===== Recorded data

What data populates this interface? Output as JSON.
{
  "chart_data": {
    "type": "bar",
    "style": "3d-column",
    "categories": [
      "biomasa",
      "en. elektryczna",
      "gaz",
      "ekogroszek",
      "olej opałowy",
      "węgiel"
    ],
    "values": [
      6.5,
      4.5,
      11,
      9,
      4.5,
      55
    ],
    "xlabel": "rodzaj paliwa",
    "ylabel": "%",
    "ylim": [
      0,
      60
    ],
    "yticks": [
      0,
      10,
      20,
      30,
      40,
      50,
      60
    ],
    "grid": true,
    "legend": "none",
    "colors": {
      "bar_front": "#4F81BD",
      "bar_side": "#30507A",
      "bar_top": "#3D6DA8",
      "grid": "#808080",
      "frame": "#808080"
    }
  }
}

==========

Given instruction — Transcribe every entry exactly, omitting nothing.

Output for this task —
What data populates this interface? Output as JSON.
{
  "chart_data": {
    "type": "bar",
    "style": "3d-column",
    "categories": [
      "biomasa",
      "en. elektryczna",
      "gaz",
      "ekogroszek",
      "olej opałowy",
      "węgiel"
    ],
    "values": [
      6.5,
      4.5,
      11,
      9,
      4.5,
      55
    ],
    "xlabel": "rodzaj paliwa",
    "ylabel": "%",
    "ylim": [
      0,
      60
    ],
    "yticks": [
      0,
      10,
      20,
      30,
      40,
      50,
      60
    ],
    "grid": true,
    "legend": "none",
    "colors": {
      "bar_front": "#4F81BD",
      "bar_side": "#30507A",
      "bar_top": "#3D6DA8",
      "grid": "#808080",
      "frame": "#808080"
    }
  }
}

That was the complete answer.